=== Exercise requirements ===
Repeat the material verbatim. Images are excluded from the copy.

━━━ Material for this task

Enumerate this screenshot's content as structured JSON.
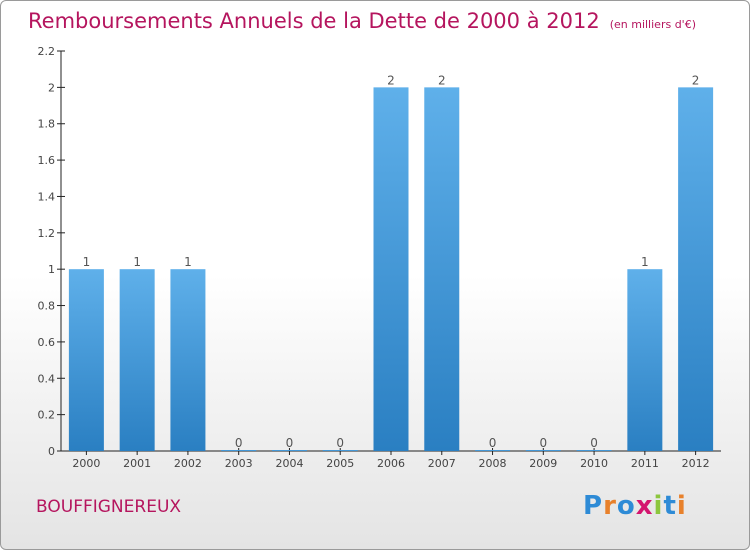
{
  "chart_data": {
    "type": "bar",
    "title": "Remboursements Annuels de la Dette de 2000 à 2012",
    "subtitle": "(en milliers d'€)",
    "categories": [
      "2000",
      "2001",
      "2002",
      "2003",
      "2004",
      "2005",
      "2006",
      "2007",
      "2008",
      "2009",
      "2010",
      "2011",
      "2012"
    ],
    "values": [
      1,
      1,
      1,
      0,
      0,
      0,
      2,
      2,
      0,
      0,
      0,
      1,
      2
    ],
    "ylim": [
      0,
      2.2
    ],
    "yticks": [
      "0",
      "0.2",
      "0.4",
      "0.6",
      "0.8",
      "1",
      "1.2",
      "1.4",
      "1.6",
      "1.8",
      "2",
      "2.2"
    ],
    "grid": false,
    "bar_color": "#3b8fd4"
  },
  "commune": "BOUFFIGNEREUX",
  "logo": {
    "text": "Proxiti",
    "letters": [
      {
        "ch": "P",
        "color": "#2e8bd6"
      },
      {
        "ch": "r",
        "color": "#e8812b"
      },
      {
        "ch": "o",
        "color": "#2e8bd6"
      },
      {
        "ch": "x",
        "color": "#d4146e"
      },
      {
        "ch": "i",
        "color": "#8cc63e"
      },
      {
        "ch": "t",
        "color": "#2e8bd6"
      },
      {
        "ch": "i",
        "color": "#e8812b"
      }
    ]
  },
  "colors": {
    "title": "#b5155e",
    "axis": "#222222"
  }
}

━━━━━━

=== The answer ===
Enumerate this screenshot's content as structured JSON.
{
  "chart_data": {
    "type": "bar",
    "title": "Remboursements Annuels de la Dette de 2000 à 2012",
    "subtitle": "(en milliers d'€)",
    "categories": [
      "2000",
      "2001",
      "2002",
      "2003",
      "2004",
      "2005",
      "2006",
      "2007",
      "2008",
      "2009",
      "2010",
      "2011",
      "2012"
    ],
    "values": [
      1,
      1,
      1,
      0,
      0,
      0,
      2,
      2,
      0,
      0,
      0,
      1,
      2
    ],
    "ylim": [
      0,
      2.2
    ],
    "yticks": [
      "0",
      "0.2",
      "0.4",
      "0.6",
      "0.8",
      "1",
      "1.2",
      "1.4",
      "1.6",
      "1.8",
      "2",
      "2.2"
    ],
    "grid": false,
    "bar_color": "#3b8fd4"
  },
  "commune": "BOUFFIGNEREUX",
  "logo": {
    "text": "Proxiti",
    "letters": [
      {
        "ch": "P",
        "color": "#2e8bd6"
      },
      {
        "ch": "r",
        "color": "#e8812b"
      },
      {
        "ch": "o",
        "color": "#2e8bd6"
      },
      {
        "ch": "x",
        "color": "#d4146e"
      },
      {
        "ch": "i",
        "color": "#8cc63e"
      },
      {
        "ch": "t",
        "color": "#2e8bd6"
      },
      {
        "ch": "i",
        "color": "#e8812b"
      }
    ]
  },
  "colors": {
    "title": "#b5155e",
    "axis": "#222222"
  }
}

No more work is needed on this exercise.